Exercise task =>
Render every entry exactly as it appears.
-------- Dataset entries --------
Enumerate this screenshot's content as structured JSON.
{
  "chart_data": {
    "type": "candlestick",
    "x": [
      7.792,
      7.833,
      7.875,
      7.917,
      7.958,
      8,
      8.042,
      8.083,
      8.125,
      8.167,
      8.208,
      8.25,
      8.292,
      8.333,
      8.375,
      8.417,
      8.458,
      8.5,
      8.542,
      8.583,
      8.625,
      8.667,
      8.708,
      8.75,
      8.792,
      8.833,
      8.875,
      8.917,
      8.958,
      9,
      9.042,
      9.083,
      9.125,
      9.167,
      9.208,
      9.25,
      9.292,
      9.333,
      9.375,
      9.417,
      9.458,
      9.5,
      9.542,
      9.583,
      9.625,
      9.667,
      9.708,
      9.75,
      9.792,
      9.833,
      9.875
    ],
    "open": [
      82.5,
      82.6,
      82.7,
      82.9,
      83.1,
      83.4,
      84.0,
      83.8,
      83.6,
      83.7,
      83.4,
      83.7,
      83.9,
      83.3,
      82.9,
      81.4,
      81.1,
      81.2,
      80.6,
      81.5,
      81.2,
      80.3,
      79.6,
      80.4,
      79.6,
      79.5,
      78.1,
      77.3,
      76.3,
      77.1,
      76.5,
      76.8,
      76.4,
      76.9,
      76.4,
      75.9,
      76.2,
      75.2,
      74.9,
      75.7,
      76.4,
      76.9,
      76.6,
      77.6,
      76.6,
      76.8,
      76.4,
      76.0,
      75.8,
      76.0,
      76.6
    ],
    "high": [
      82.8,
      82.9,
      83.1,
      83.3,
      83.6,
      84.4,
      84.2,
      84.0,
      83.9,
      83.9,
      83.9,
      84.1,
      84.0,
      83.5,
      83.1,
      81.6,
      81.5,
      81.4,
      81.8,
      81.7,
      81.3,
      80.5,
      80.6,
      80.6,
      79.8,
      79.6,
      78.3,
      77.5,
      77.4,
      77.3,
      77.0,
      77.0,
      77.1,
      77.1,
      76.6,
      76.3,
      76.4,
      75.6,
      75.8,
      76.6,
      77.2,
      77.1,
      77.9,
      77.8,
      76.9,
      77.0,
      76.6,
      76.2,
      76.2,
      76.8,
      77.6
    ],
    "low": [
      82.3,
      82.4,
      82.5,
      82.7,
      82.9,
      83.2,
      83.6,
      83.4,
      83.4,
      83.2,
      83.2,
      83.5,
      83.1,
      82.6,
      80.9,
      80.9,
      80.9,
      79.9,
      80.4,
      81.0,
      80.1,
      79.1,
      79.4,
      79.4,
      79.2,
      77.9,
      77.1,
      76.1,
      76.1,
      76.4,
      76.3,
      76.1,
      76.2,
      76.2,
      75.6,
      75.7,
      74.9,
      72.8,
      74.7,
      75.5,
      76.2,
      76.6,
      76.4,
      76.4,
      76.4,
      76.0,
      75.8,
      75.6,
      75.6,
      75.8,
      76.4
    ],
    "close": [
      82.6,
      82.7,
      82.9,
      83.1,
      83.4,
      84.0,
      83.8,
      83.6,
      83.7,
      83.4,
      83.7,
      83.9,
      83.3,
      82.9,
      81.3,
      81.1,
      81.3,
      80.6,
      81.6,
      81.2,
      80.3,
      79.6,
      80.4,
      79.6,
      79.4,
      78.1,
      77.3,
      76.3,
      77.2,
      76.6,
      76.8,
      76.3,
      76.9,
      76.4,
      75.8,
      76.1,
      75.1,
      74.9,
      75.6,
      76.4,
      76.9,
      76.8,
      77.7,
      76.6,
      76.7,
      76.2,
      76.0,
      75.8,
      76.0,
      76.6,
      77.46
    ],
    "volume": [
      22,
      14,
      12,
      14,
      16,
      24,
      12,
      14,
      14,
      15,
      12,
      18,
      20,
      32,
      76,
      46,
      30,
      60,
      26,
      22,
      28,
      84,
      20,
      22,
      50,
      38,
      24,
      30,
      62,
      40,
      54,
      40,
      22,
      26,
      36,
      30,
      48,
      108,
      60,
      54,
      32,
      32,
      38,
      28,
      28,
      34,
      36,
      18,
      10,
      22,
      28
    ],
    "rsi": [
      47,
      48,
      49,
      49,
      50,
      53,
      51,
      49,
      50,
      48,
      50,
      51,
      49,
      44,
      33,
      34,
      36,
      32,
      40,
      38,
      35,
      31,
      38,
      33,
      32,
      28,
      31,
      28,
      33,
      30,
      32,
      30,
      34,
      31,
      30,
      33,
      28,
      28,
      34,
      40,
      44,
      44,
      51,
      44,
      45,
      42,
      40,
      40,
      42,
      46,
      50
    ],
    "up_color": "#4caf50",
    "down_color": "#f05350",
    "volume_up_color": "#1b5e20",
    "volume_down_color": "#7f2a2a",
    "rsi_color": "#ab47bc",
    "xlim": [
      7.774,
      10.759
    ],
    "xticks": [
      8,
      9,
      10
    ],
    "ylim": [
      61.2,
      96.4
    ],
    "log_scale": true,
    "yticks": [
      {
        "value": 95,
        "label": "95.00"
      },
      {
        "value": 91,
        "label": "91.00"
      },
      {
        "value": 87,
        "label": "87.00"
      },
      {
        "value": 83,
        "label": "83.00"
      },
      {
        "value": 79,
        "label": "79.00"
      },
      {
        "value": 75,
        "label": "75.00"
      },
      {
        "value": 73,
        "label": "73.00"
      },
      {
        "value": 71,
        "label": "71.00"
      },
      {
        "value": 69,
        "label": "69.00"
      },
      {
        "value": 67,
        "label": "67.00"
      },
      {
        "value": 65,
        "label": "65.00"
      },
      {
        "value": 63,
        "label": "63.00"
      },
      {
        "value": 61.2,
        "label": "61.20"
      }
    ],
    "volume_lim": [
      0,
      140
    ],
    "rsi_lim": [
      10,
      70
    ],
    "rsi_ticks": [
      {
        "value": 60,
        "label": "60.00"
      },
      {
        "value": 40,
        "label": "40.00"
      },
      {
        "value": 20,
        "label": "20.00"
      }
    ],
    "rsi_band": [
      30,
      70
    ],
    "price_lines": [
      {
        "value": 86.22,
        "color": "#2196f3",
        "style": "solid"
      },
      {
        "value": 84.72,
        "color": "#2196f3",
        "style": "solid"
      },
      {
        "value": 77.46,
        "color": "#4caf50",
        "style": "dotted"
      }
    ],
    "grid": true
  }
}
--------
Final result =>
Enumerate this screenshot's content as structured JSON.
{
  "chart_data": {
    "type": "candlestick",
    "x": [
      7.792,
      7.833,
      7.875,
      7.917,
      7.958,
      8,
      8.042,
      8.083,
      8.125,
      8.167,
      8.208,
      8.25,
      8.292,
      8.333,
      8.375,
      8.417,
      8.458,
      8.5,
      8.542,
      8.583,
      8.625,
      8.667,
      8.708,
      8.75,
      8.792,
      8.833,
      8.875,
      8.917,
      8.958,
      9,
      9.042,
      9.083,
      9.125,
      9.167,
      9.208,
      9.25,
      9.292,
      9.333,
      9.375,
      9.417,
      9.458,
      9.5,
      9.542,
      9.583,
      9.625,
      9.667,
      9.708,
      9.75,
      9.792,
      9.833,
      9.875
    ],
    "open": [
      82.5,
      82.6,
      82.7,
      82.9,
      83.1,
      83.4,
      84.0,
      83.8,
      83.6,
      83.7,
      83.4,
      83.7,
      83.9,
      83.3,
      82.9,
      81.4,
      81.1,
      81.2,
      80.6,
      81.5,
      81.2,
      80.3,
      79.6,
      80.4,
      79.6,
      79.5,
      78.1,
      77.3,
      76.3,
      77.1,
      76.5,
      76.8,
      76.4,
      76.9,
      76.4,
      75.9,
      76.2,
      75.2,
      74.9,
      75.7,
      76.4,
      76.9,
      76.6,
      77.6,
      76.6,
      76.8,
      76.4,
      76.0,
      75.8,
      76.0,
      76.6
    ],
    "high": [
      82.8,
      82.9,
      83.1,
      83.3,
      83.6,
      84.4,
      84.2,
      84.0,
      83.9,
      83.9,
      83.9,
      84.1,
      84.0,
      83.5,
      83.1,
      81.6,
      81.5,
      81.4,
      81.8,
      81.7,
      81.3,
      80.5,
      80.6,
      80.6,
      79.8,
      79.6,
      78.3,
      77.5,
      77.4,
      77.3,
      77.0,
      77.0,
      77.1,
      77.1,
      76.6,
      76.3,
      76.4,
      75.6,
      75.8,
      76.6,
      77.2,
      77.1,
      77.9,
      77.8,
      76.9,
      77.0,
      76.6,
      76.2,
      76.2,
      76.8,
      77.6
    ],
    "low": [
      82.3,
      82.4,
      82.5,
      82.7,
      82.9,
      83.2,
      83.6,
      83.4,
      83.4,
      83.2,
      83.2,
      83.5,
      83.1,
      82.6,
      80.9,
      80.9,
      80.9,
      79.9,
      80.4,
      81.0,
      80.1,
      79.1,
      79.4,
      79.4,
      79.2,
      77.9,
      77.1,
      76.1,
      76.1,
      76.4,
      76.3,
      76.1,
      76.2,
      76.2,
      75.6,
      75.7,
      74.9,
      72.8,
      74.7,
      75.5,
      76.2,
      76.6,
      76.4,
      76.4,
      76.4,
      76.0,
      75.8,
      75.6,
      75.6,
      75.8,
      76.4
    ],
    "close": [
      82.6,
      82.7,
      82.9,
      83.1,
      83.4,
      84.0,
      83.8,
      83.6,
      83.7,
      83.4,
      83.7,
      83.9,
      83.3,
      82.9,
      81.3,
      81.1,
      81.3,
      80.6,
      81.6,
      81.2,
      80.3,
      79.6,
      80.4,
      79.6,
      79.4,
      78.1,
      77.3,
      76.3,
      77.2,
      76.6,
      76.8,
      76.3,
      76.9,
      76.4,
      75.8,
      76.1,
      75.1,
      74.9,
      75.6,
      76.4,
      76.9,
      76.8,
      77.7,
      76.6,
      76.7,
      76.2,
      76.0,
      75.8,
      76.0,
      76.6,
      77.46
    ],
    "volume": [
      22,
      14,
      12,
      14,
      16,
      24,
      12,
      14,
      14,
      15,
      12,
      18,
      20,
      32,
      76,
      46,
      30,
      60,
      26,
      22,
      28,
      84,
      20,
      22,
      50,
      38,
      24,
      30,
      62,
      40,
      54,
      40,
      22,
      26,
      36,
      30,
      48,
      108,
      60,
      54,
      32,
      32,
      38,
      28,
      28,
      34,
      36,
      18,
      10,
      22,
      28
    ],
    "rsi": [
      47,
      48,
      49,
      49,
      50,
      53,
      51,
      49,
      50,
      48,
      50,
      51,
      49,
      44,
      33,
      34,
      36,
      32,
      40,
      38,
      35,
      31,
      38,
      33,
      32,
      28,
      31,
      28,
      33,
      30,
      32,
      30,
      34,
      31,
      30,
      33,
      28,
      28,
      34,
      40,
      44,
      44,
      51,
      44,
      45,
      42,
      40,
      40,
      42,
      46,
      50
    ],
    "up_color": "#4caf50",
    "down_color": "#f05350",
    "volume_up_color": "#1b5e20",
    "volume_down_color": "#7f2a2a",
    "rsi_color": "#ab47bc",
    "xlim": [
      7.774,
      10.759
    ],
    "xticks": [
      8,
      9,
      10
    ],
    "ylim": [
      61.2,
      96.4
    ],
    "log_scale": true,
    "yticks": [
      {
        "value": 95,
        "label": "95.00"
      },
      {
        "value": 91,
        "label": "91.00"
      },
      {
        "value": 87,
        "label": "87.00"
      },
      {
        "value": 83,
        "label": "83.00"
      },
      {
        "value": 79,
        "label": "79.00"
      },
      {
        "value": 75,
        "label": "75.00"
      },
      {
        "value": 73,
        "label": "73.00"
      },
      {
        "value": 71,
        "label": "71.00"
      },
      {
        "value": 69,
        "label": "69.00"
      },
      {
        "value": 67,
        "label": "67.00"
      },
      {
        "value": 65,
        "label": "65.00"
      },
      {
        "value": 63,
        "label": "63.00"
      },
      {
        "value": 61.2,
        "label": "61.20"
      }
    ],
    "volume_lim": [
      0,
      140
    ],
    "rsi_lim": [
      10,
      70
    ],
    "rsi_ticks": [
      {
        "value": 60,
        "label": "60.00"
      },
      {
        "value": 40,
        "label": "40.00"
      },
      {
        "value": 20,
        "label": "20.00"
      }
    ],
    "rsi_band": [
      30,
      70
    ],
    "price_lines": [
      {
        "value": 86.22,
        "color": "#2196f3",
        "style": "solid"
      },
      {
        "value": 84.72,
        "color": "#2196f3",
        "style": "solid"
      },
      {
        "value": 77.46,
        "color": "#4caf50",
        "style": "dotted"
      }
    ],
    "grid": true
  }
}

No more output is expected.